[Records]

════

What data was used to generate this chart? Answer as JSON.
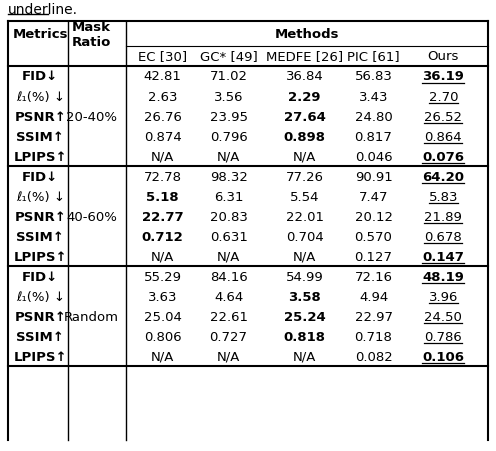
{
  "caption_text": "underline.",
  "methods_span_cols": [
    "EC [30]",
    "GC* [49]",
    "MEDFE [26]",
    "PIC [61]",
    "Ours"
  ],
  "sections": [
    {
      "mask_ratio": "20-40%",
      "rows": [
        {
          "metric": "FID↓",
          "metric_bold": true,
          "values": [
            "42.81",
            "71.02",
            "36.84",
            "56.83",
            "36.19"
          ],
          "bold": [
            false,
            false,
            false,
            false,
            true
          ],
          "underline": [
            false,
            false,
            false,
            false,
            true
          ]
        },
        {
          "metric": "ℓ₁(%) ↓",
          "metric_bold": false,
          "values": [
            "2.63",
            "3.56",
            "2.29",
            "3.43",
            "2.70"
          ],
          "bold": [
            false,
            false,
            true,
            false,
            false
          ],
          "underline": [
            false,
            false,
            false,
            false,
            true
          ]
        },
        {
          "metric": "PSNR↑",
          "metric_bold": true,
          "values": [
            "26.76",
            "23.95",
            "27.64",
            "24.80",
            "26.52"
          ],
          "bold": [
            false,
            false,
            true,
            false,
            false
          ],
          "underline": [
            false,
            false,
            false,
            false,
            true
          ]
        },
        {
          "metric": "SSIM↑",
          "metric_bold": true,
          "values": [
            "0.874",
            "0.796",
            "0.898",
            "0.817",
            "0.864"
          ],
          "bold": [
            false,
            false,
            true,
            false,
            false
          ],
          "underline": [
            false,
            false,
            false,
            false,
            true
          ]
        },
        {
          "metric": "LPIPS↑",
          "metric_bold": true,
          "values": [
            "N/A",
            "N/A",
            "N/A",
            "0.046",
            "0.076"
          ],
          "bold": [
            false,
            false,
            false,
            false,
            true
          ],
          "underline": [
            false,
            false,
            false,
            false,
            true
          ]
        }
      ]
    },
    {
      "mask_ratio": "40-60%",
      "rows": [
        {
          "metric": "FID↓",
          "metric_bold": true,
          "values": [
            "72.78",
            "98.32",
            "77.26",
            "90.91",
            "64.20"
          ],
          "bold": [
            false,
            false,
            false,
            false,
            true
          ],
          "underline": [
            false,
            false,
            false,
            false,
            true
          ]
        },
        {
          "metric": "ℓ₁(%) ↓",
          "metric_bold": false,
          "values": [
            "5.18",
            "6.31",
            "5.54",
            "7.47",
            "5.83"
          ],
          "bold": [
            true,
            false,
            false,
            false,
            false
          ],
          "underline": [
            false,
            false,
            false,
            false,
            true
          ]
        },
        {
          "metric": "PSNR↑",
          "metric_bold": true,
          "values": [
            "22.77",
            "20.83",
            "22.01",
            "20.12",
            "21.89"
          ],
          "bold": [
            true,
            false,
            false,
            false,
            false
          ],
          "underline": [
            false,
            false,
            false,
            false,
            true
          ]
        },
        {
          "metric": "SSIM↑",
          "metric_bold": true,
          "values": [
            "0.712",
            "0.631",
            "0.704",
            "0.570",
            "0.678"
          ],
          "bold": [
            true,
            false,
            false,
            false,
            false
          ],
          "underline": [
            false,
            false,
            false,
            false,
            true
          ]
        },
        {
          "metric": "LPIPS↑",
          "metric_bold": true,
          "values": [
            "N/A",
            "N/A",
            "N/A",
            "0.127",
            "0.147"
          ],
          "bold": [
            false,
            false,
            false,
            false,
            true
          ],
          "underline": [
            false,
            false,
            false,
            false,
            true
          ]
        }
      ]
    },
    {
      "mask_ratio": "Random",
      "rows": [
        {
          "metric": "FID↓",
          "metric_bold": true,
          "values": [
            "55.29",
            "84.16",
            "54.99",
            "72.16",
            "48.19"
          ],
          "bold": [
            false,
            false,
            false,
            false,
            true
          ],
          "underline": [
            false,
            false,
            false,
            false,
            true
          ]
        },
        {
          "metric": "ℓ₁(%) ↓",
          "metric_bold": false,
          "values": [
            "3.63",
            "4.64",
            "3.58",
            "4.94",
            "3.96"
          ],
          "bold": [
            false,
            false,
            true,
            false,
            false
          ],
          "underline": [
            false,
            false,
            false,
            false,
            true
          ]
        },
        {
          "metric": "PSNR↑",
          "metric_bold": true,
          "values": [
            "25.04",
            "22.61",
            "25.24",
            "22.97",
            "24.50"
          ],
          "bold": [
            false,
            false,
            true,
            false,
            false
          ],
          "underline": [
            false,
            false,
            false,
            false,
            true
          ]
        },
        {
          "metric": "SSIM↑",
          "metric_bold": true,
          "values": [
            "0.806",
            "0.727",
            "0.818",
            "0.718",
            "0.786"
          ],
          "bold": [
            false,
            false,
            true,
            false,
            false
          ],
          "underline": [
            false,
            false,
            false,
            false,
            true
          ]
        },
        {
          "metric": "LPIPS↑",
          "metric_bold": true,
          "values": [
            "N/A",
            "N/A",
            "N/A",
            "0.082",
            "0.106"
          ],
          "bold": [
            false,
            false,
            false,
            false,
            true
          ],
          "underline": [
            false,
            false,
            false,
            false,
            true
          ]
        }
      ]
    }
  ],
  "bg_color": "#ffffff"
}
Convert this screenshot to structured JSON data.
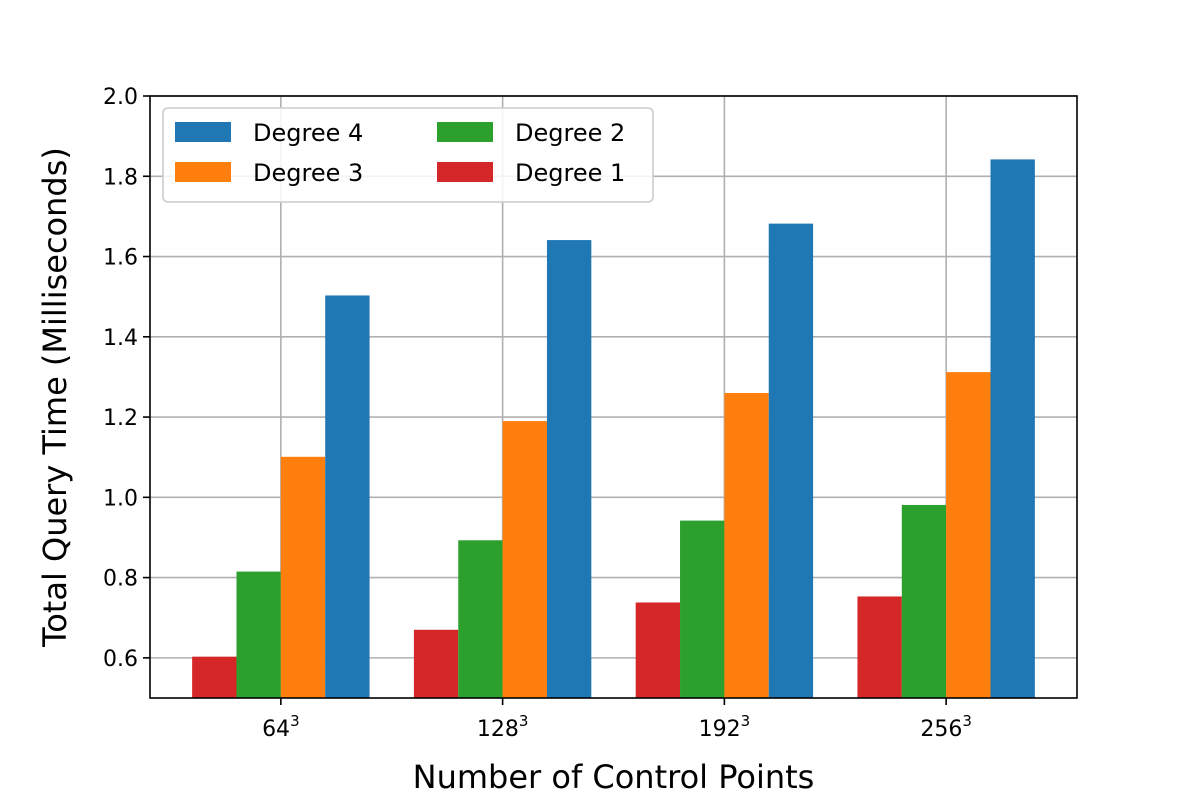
{
  "chart_data": {
    "type": "bar",
    "title": "",
    "xlabel": "Number of Control Points",
    "ylabel": "Total Query Time (Milliseconds)",
    "categories": [
      {
        "base": "64",
        "exp": "3"
      },
      {
        "base": "128",
        "exp": "3"
      },
      {
        "base": "192",
        "exp": "3"
      },
      {
        "base": "256",
        "exp": "3"
      }
    ],
    "ylim": [
      0.5,
      2.0
    ],
    "yticks": [
      "0.6",
      "0.8",
      "1.0",
      "1.2",
      "1.4",
      "1.6",
      "1.8",
      "2.0"
    ],
    "grid": true,
    "legend_position": "top-left",
    "legend_columns": 2,
    "series": [
      {
        "name": "Degree 1",
        "color": "#d62728",
        "values": [
          0.603,
          0.67,
          0.738,
          0.753
        ]
      },
      {
        "name": "Degree 2",
        "color": "#2ca02c",
        "values": [
          0.815,
          0.893,
          0.942,
          0.981
        ]
      },
      {
        "name": "Degree 3",
        "color": "#ff7f0e",
        "values": [
          1.101,
          1.19,
          1.26,
          1.312
        ]
      },
      {
        "name": "Degree 4",
        "color": "#1f77b4",
        "values": [
          1.503,
          1.641,
          1.682,
          1.842
        ]
      }
    ],
    "legend_order": [
      "Degree 4",
      "Degree 3",
      "Degree 2",
      "Degree 1"
    ]
  }
}
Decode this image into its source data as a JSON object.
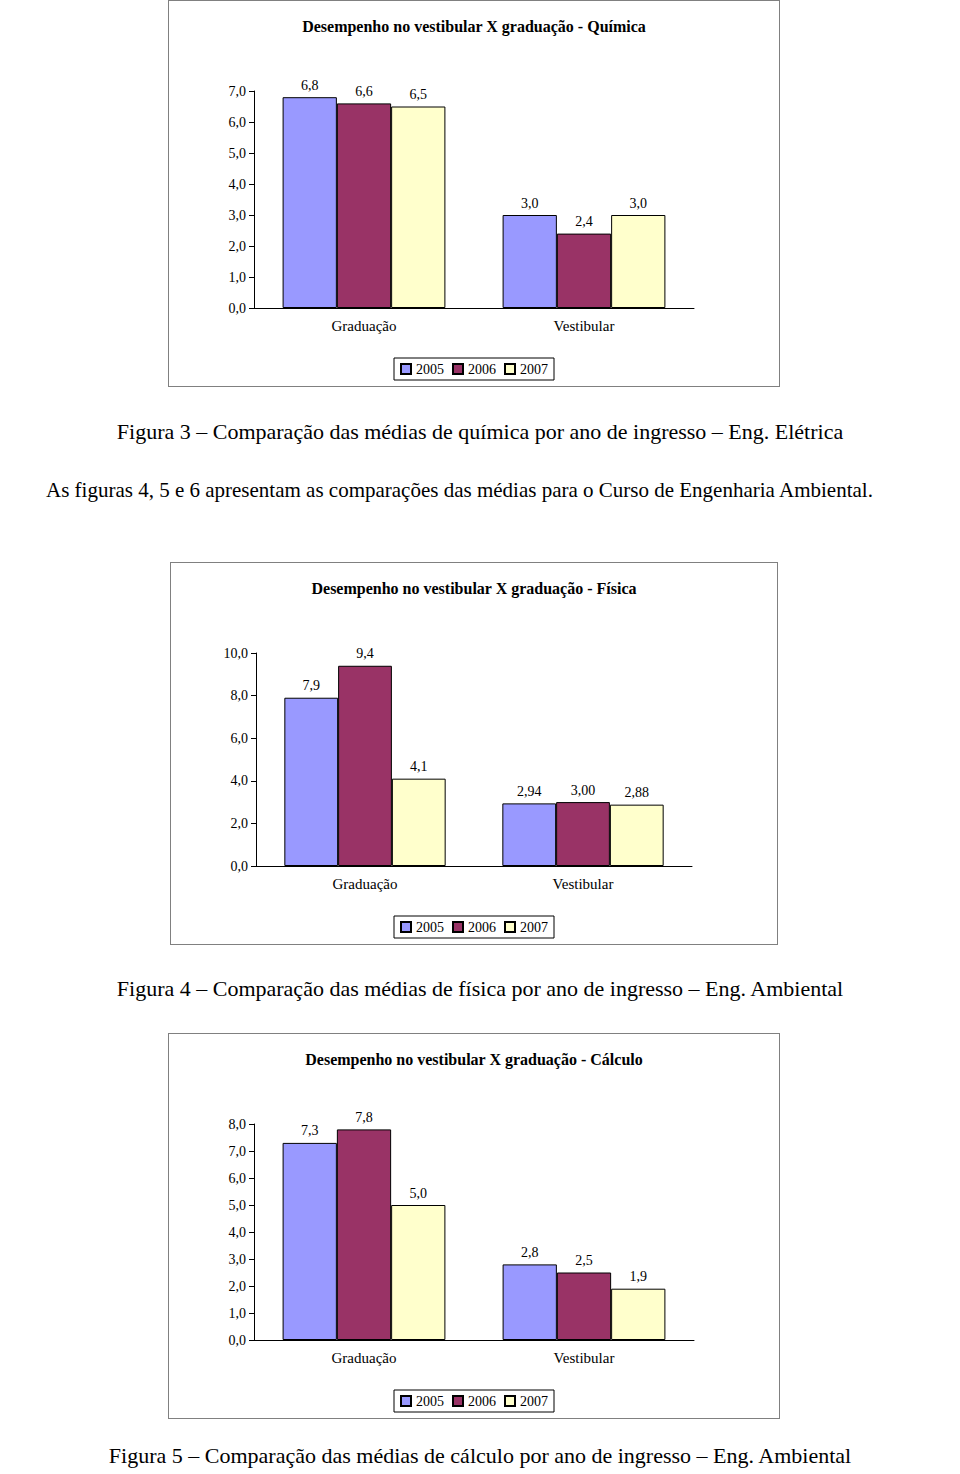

════

Exercise
Without the pictures, retype the whole of the material above exactly.

Output for this exercise
What data was used to generate this chart? Answer as JSON.
{
  "caption_text": "underline.",
  "methods_span_cols": [
    "EC [30]",
    "GC* [49]",
    "MEDFE [26]",
    "PIC [61]",
    "Ours"
  ],
  "sections": [
    {
      "mask_ratio": "20-40%",
      "rows": [
        {
          "metric": "FID↓",
          "metric_bold": true,
          "values": [
            "42.81",
            "71.02",
            "36.84",
            "56.83",
            "36.19"
          ],
          "bold": [
            false,
            false,
            false,
            false,
            true
          ],
          "underline": [
            false,
            false,
            false,
            false,
            true
          ]
        },
        {
          "metric": "ℓ₁(%) ↓",
          "metric_bold": false,
          "values": [
            "2.63",
            "3.56",
            "2.29",
            "3.43",
            "2.70"
          ],
          "bold": [
            false,
            false,
            true,
            false,
            false
          ],
          "underline": [
            false,
            false,
            false,
            false,
            true
          ]
        },
        {
          "metric": "PSNR↑",
          "metric_bold": true,
          "values": [
            "26.76",
            "23.95",
            "27.64",
            "24.80",
            "26.52"
          ],
          "bold": [
            false,
            false,
            true,
            false,
            false
          ],
          "underline": [
            false,
            false,
            false,
            false,
            true
          ]
        },
        {
          "metric": "SSIM↑",
          "metric_bold": true,
          "values": [
            "0.874",
            "0.796",
            "0.898",
            "0.817",
            "0.864"
          ],
          "bold": [
            false,
            false,
            true,
            false,
            false
          ],
          "underline": [
            false,
            false,
            false,
            false,
            true
          ]
        },
        {
          "metric": "LPIPS↑",
          "metric_bold": true,
          "values": [
            "N/A",
            "N/A",
            "N/A",
            "0.046",
            "0.076"
          ],
          "bold": [
            false,
            false,
            false,
            false,
            true
          ],
          "underline": [
            false,
            false,
            false,
            false,
            true
          ]
        }
      ]
    },
    {
      "mask_ratio": "40-60%",
      "rows": [
        {
          "metric": "FID↓",
          "metric_bold": true,
          "values": [
            "72.78",
            "98.32",
            "77.26",
            "90.91",
            "64.20"
          ],
          "bold": [
            false,
            false,
            false,
            false,
            true
          ],
          "underline": [
            false,
            false,
            false,
            false,
            true
          ]
        },
        {
          "metric": "ℓ₁(%) ↓",
          "metric_bold": false,
          "values": [
            "5.18",
            "6.31",
            "5.54",
            "7.47",
            "5.83"
          ],
          "bold": [
            true,
            false,
            false,
            false,
            false
          ],
          "underline": [
            false,
            false,
            false,
            false,
            true
          ]
        },
        {
          "metric": "PSNR↑",
          "metric_bold": true,
          "values": [
            "22.77",
            "20.83",
            "22.01",
            "20.12",
            "21.89"
          ],
          "bold": [
            true,
            false,
            false,
            false,
            false
          ],
          "underline": [
            false,
            false,
            false,
            false,
            true
          ]
        },
        {
          "metric": "SSIM↑",
          "metric_bold": true,
          "values": [
            "0.712",
            "0.631",
            "0.704",
            "0.570",
            "0.678"
          ],
          "bold": [
            true,
            false,
            false,
            false,
            false
          ],
          "underline": [
            false,
            false,
            false,
            false,
            true
          ]
        },
        {
          "metric": "LPIPS↑",
          "metric_bold": true,
          "values": [
            "N/A",
            "N/A",
            "N/A",
            "0.127",
            "0.147"
          ],
          "bold": [
            false,
            false,
            false,
            false,
            true
          ],
          "underline": [
            false,
            false,
            false,
            false,
            true
          ]
        }
      ]
    },
    {
      "mask_ratio": "Random",
      "rows": [
        {
          "metric": "FID↓",
          "metric_bold": true,
          "values": [
            "55.29",
            "84.16",
            "54.99",
            "72.16",
            "48.19"
          ],
          "bold": [
            false,
            false,
            false,
            false,
            true
          ],
          "underline": [
            false,
            false,
            false,
            false,
            true
          ]
        },
        {
          "metric": "ℓ₁(%) ↓",
          "metric_bold": false,
          "values": [
            "3.63",
            "4.64",
            "3.58",
            "4.94",
            "3.96"
          ],
          "bold": [
            false,
            false,
            true,
            false,
            false
          ],
          "underline": [
            false,
            false,
            false,
            false,
            true
          ]
        },
        {
          "metric": "PSNR↑",
          "metric_bold": true,
          "values": [
            "25.04",
            "22.61",
            "25.24",
            "22.97",
            "24.50"
          ],
          "bold": [
            false,
            false,
            true,
            false,
            false
          ],
          "underline": [
            false,
            false,
            false,
            false,
            true
          ]
        },
        {
          "metric": "SSIM↑",
          "metric_bold": true,
          "values": [
            "0.806",
            "0.727",
            "0.818",
            "0.718",
            "0.786"
          ],
          "bold": [
            false,
            false,
            true,
            false,
            false
          ],
          "underline": [
            false,
            false,
            false,
            false,
            true
          ]
        },
        {
          "metric": "LPIPS↑",
          "metric_bold": true,
          "values": [
            "N/A",
            "N/A",
            "N/A",
            "0.082",
            "0.106"
          ],
          "bold": [
            false,
            false,
            false,
            false,
            true
          ],
          "underline": [
            false,
            false,
            false,
            false,
            true
          ]
        }
      ]
    }
  ],
  "bg_color": "#ffffff"
}
Convert this screenshot to structured JSON data.
{
  "chart_data": {
    "type": "bar",
    "title": "",
    "xlabel": "Number of Control Points",
    "ylabel": "Total Query Time (Milliseconds)",
    "categories": [
      {
        "base": "64",
        "exp": "3"
      },
      {
        "base": "128",
        "exp": "3"
      },
      {
        "base": "192",
        "exp": "3"
      },
      {
        "base": "256",
        "exp": "3"
      }
    ],
    "ylim": [
      0.5,
      2.0
    ],
    "yticks": [
      "0.6",
      "0.8",
      "1.0",
      "1.2",
      "1.4",
      "1.6",
      "1.8",
      "2.0"
    ],
    "grid": true,
    "legend_position": "top-left",
    "legend_columns": 2,
    "series": [
      {
        "name": "Degree 1",
        "color": "#d62728",
        "values": [
          0.603,
          0.67,
          0.738,
          0.753
        ]
      },
      {
        "name": "Degree 2",
        "color": "#2ca02c",
        "values": [
          0.815,
          0.893,
          0.942,
          0.981
        ]
      },
      {
        "name": "Degree 3",
        "color": "#ff7f0e",
        "values": [
          1.101,
          1.19,
          1.26,
          1.312
        ]
      },
      {
        "name": "Degree 4",
        "color": "#1f77b4",
        "values": [
          1.503,
          1.641,
          1.682,
          1.842
        ]
      }
    ],
    "legend_order": [
      "Degree 4",
      "Degree 3",
      "Degree 2",
      "Degree 1"
    ]
  }
}
Decode this image into its source data as a JSON object.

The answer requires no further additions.